GOAL :: Your task is to repeat the entries underneath exactly, minus the pictures.

RECORD EXCERPTS ::
---------------

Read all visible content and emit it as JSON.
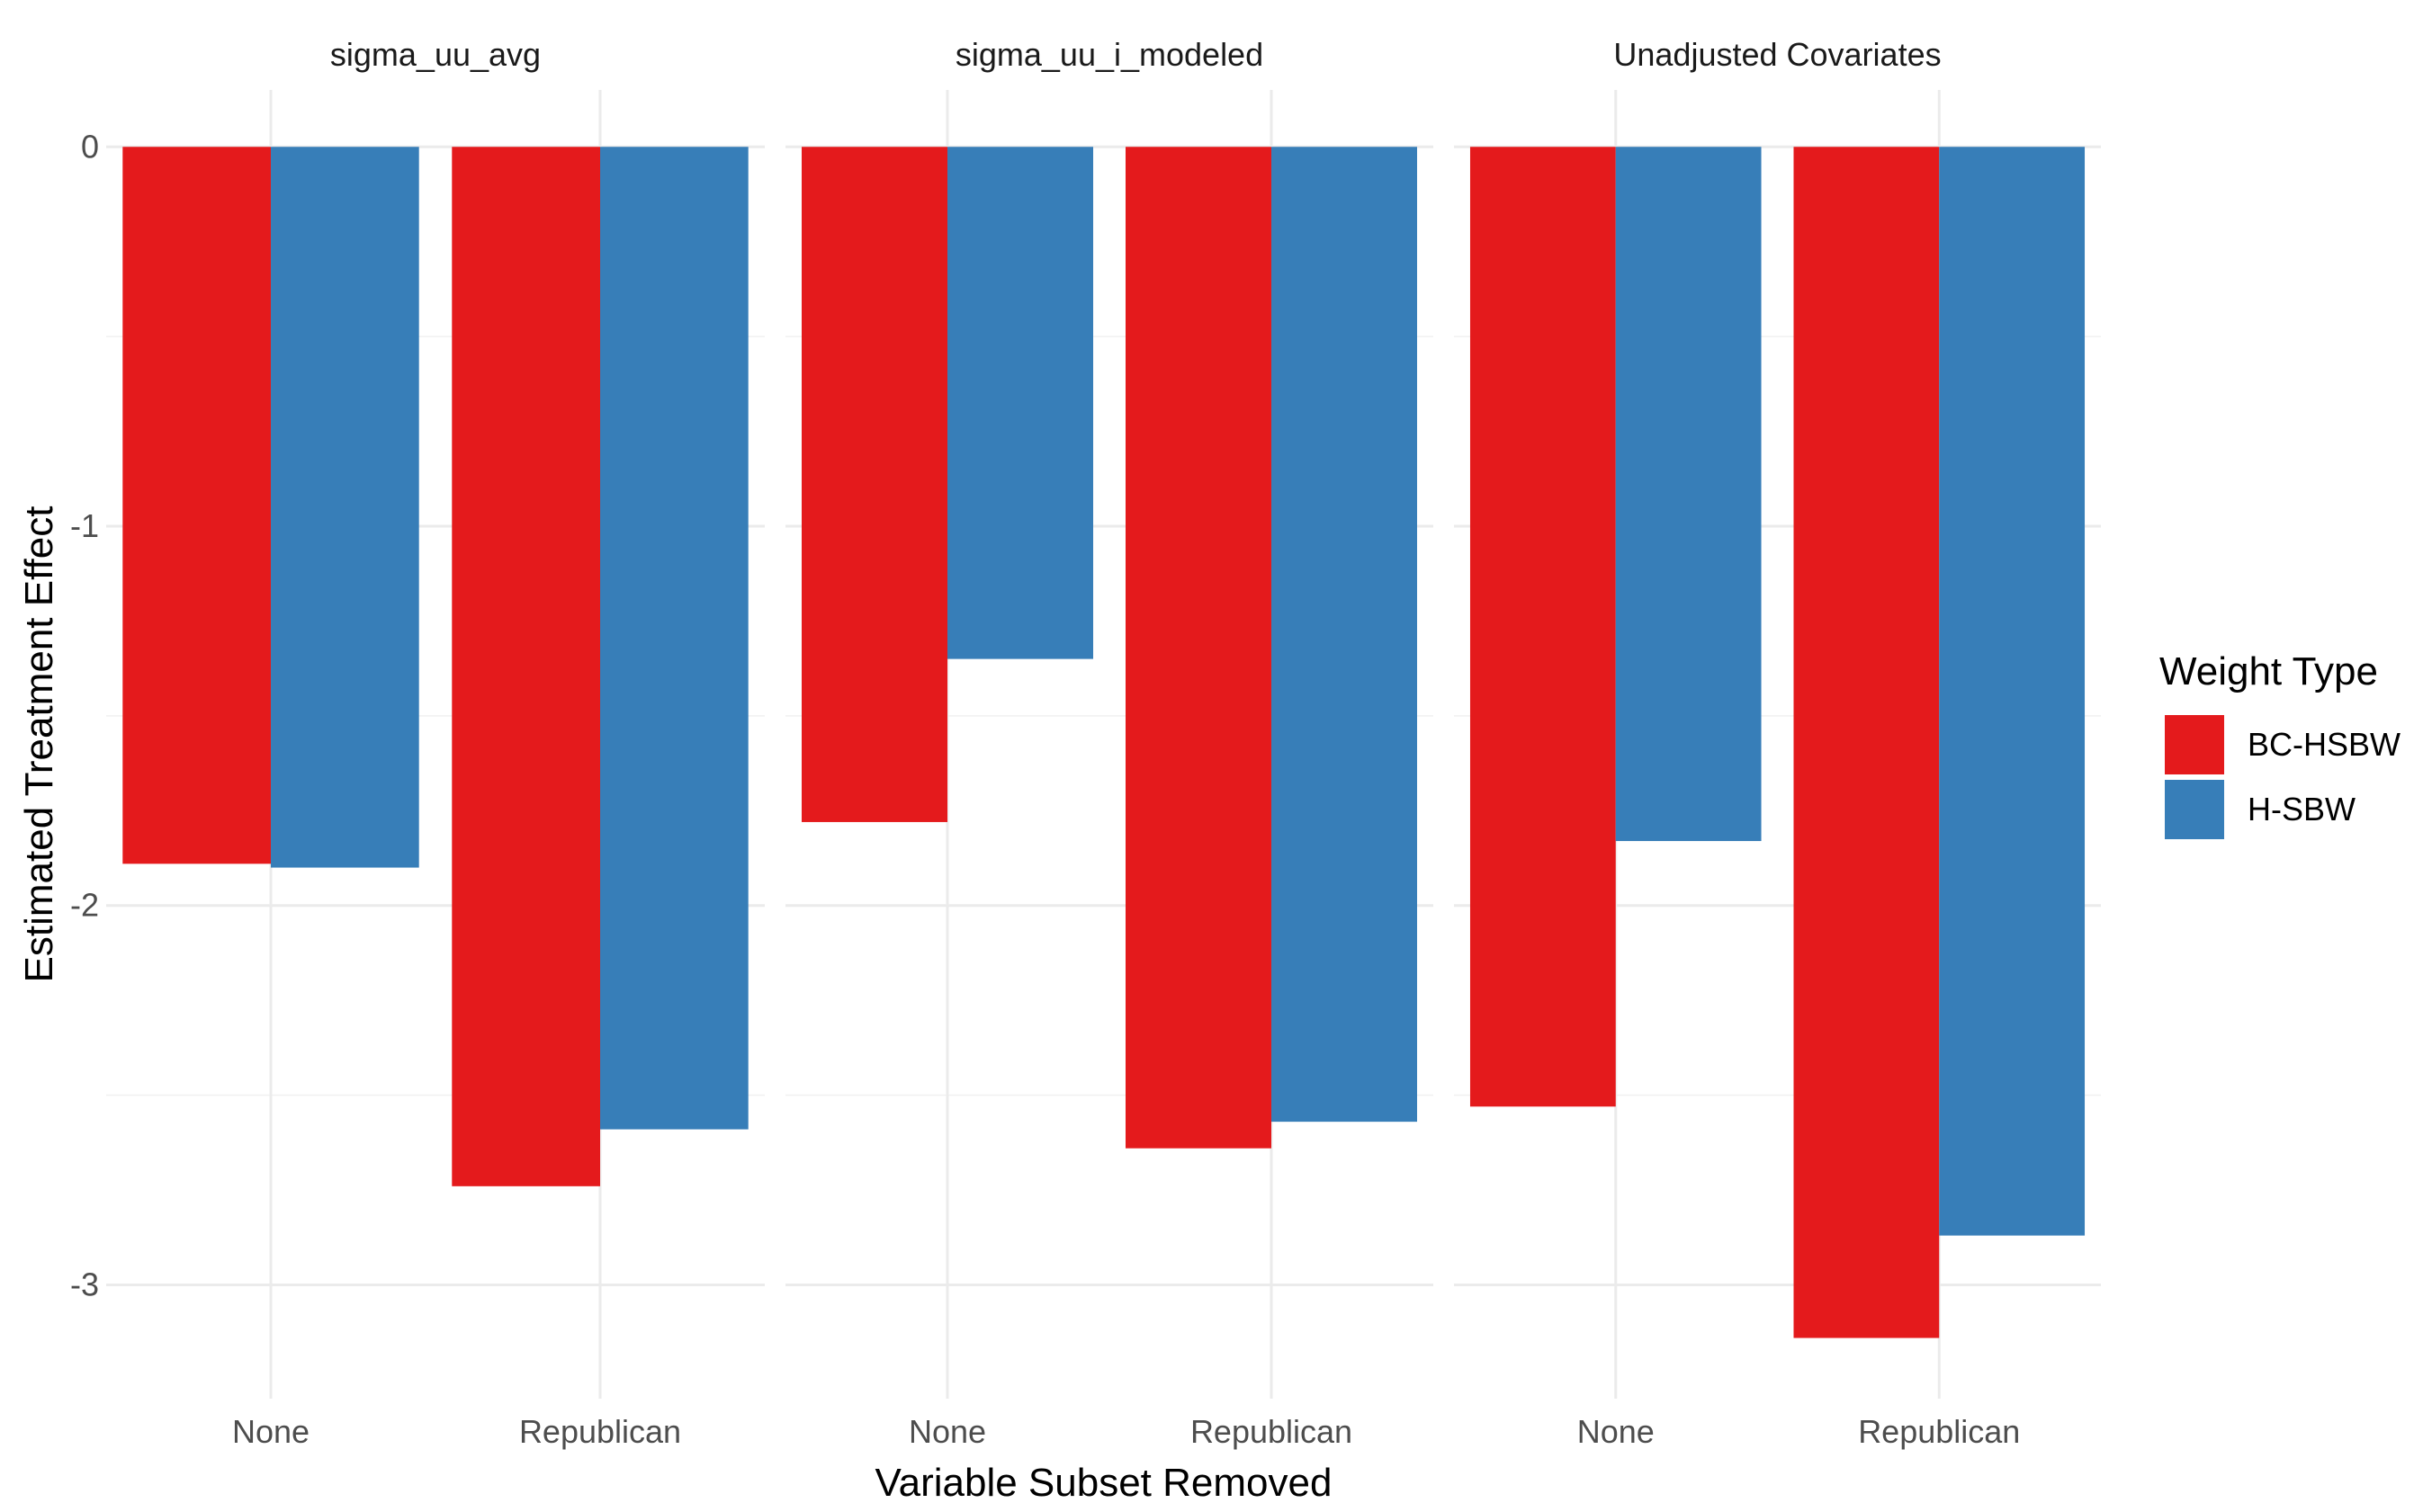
{
  "chart_data": {
    "type": "bar",
    "xlabel": "Variable Subset Removed",
    "ylabel": "Estimated Treatment Effect",
    "ylim": [
      -3.3,
      0.15
    ],
    "yticks": [
      0,
      -1,
      -2,
      -3
    ],
    "grid": true,
    "legend": {
      "title": "Weight Type",
      "position": "right",
      "entries": [
        "BC-HSBW",
        "H-SBW"
      ]
    },
    "categories": [
      "None",
      "Republican"
    ],
    "colors": {
      "BC-HSBW": "#E41A1C",
      "H-SBW": "#377EB8"
    },
    "facets": [
      {
        "title": "sigma_uu_avg",
        "series": [
          {
            "name": "BC-HSBW",
            "values": [
              -1.89,
              -2.74
            ]
          },
          {
            "name": "H-SBW",
            "values": [
              -1.9,
              -2.59
            ]
          }
        ]
      },
      {
        "title": "sigma_uu_i_modeled",
        "series": [
          {
            "name": "BC-HSBW",
            "values": [
              -1.78,
              -2.64
            ]
          },
          {
            "name": "H-SBW",
            "values": [
              -1.35,
              -2.57
            ]
          }
        ]
      },
      {
        "title": "Unadjusted Covariates",
        "series": [
          {
            "name": "BC-HSBW",
            "values": [
              -2.53,
              -3.14
            ]
          },
          {
            "name": "H-SBW",
            "values": [
              -1.83,
              -2.87
            ]
          }
        ]
      }
    ]
  }
}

---------------

RESPONSE TO THE TASK ::
Read all visible content and emit it as JSON.
{
  "chart_data": {
    "type": "bar",
    "xlabel": "Variable Subset Removed",
    "ylabel": "Estimated Treatment Effect",
    "ylim": [
      -3.3,
      0.15
    ],
    "yticks": [
      0,
      -1,
      -2,
      -3
    ],
    "grid": true,
    "legend": {
      "title": "Weight Type",
      "position": "right",
      "entries": [
        "BC-HSBW",
        "H-SBW"
      ]
    },
    "categories": [
      "None",
      "Republican"
    ],
    "colors": {
      "BC-HSBW": "#E41A1C",
      "H-SBW": "#377EB8"
    },
    "facets": [
      {
        "title": "sigma_uu_avg",
        "series": [
          {
            "name": "BC-HSBW",
            "values": [
              -1.89,
              -2.74
            ]
          },
          {
            "name": "H-SBW",
            "values": [
              -1.9,
              -2.59
            ]
          }
        ]
      },
      {
        "title": "sigma_uu_i_modeled",
        "series": [
          {
            "name": "BC-HSBW",
            "values": [
              -1.78,
              -2.64
            ]
          },
          {
            "name": "H-SBW",
            "values": [
              -1.35,
              -2.57
            ]
          }
        ]
      },
      {
        "title": "Unadjusted Covariates",
        "series": [
          {
            "name": "BC-HSBW",
            "values": [
              -2.53,
              -3.14
            ]
          },
          {
            "name": "H-SBW",
            "values": [
              -1.83,
              -2.87
            ]
          }
        ]
      }
    ]
  }
}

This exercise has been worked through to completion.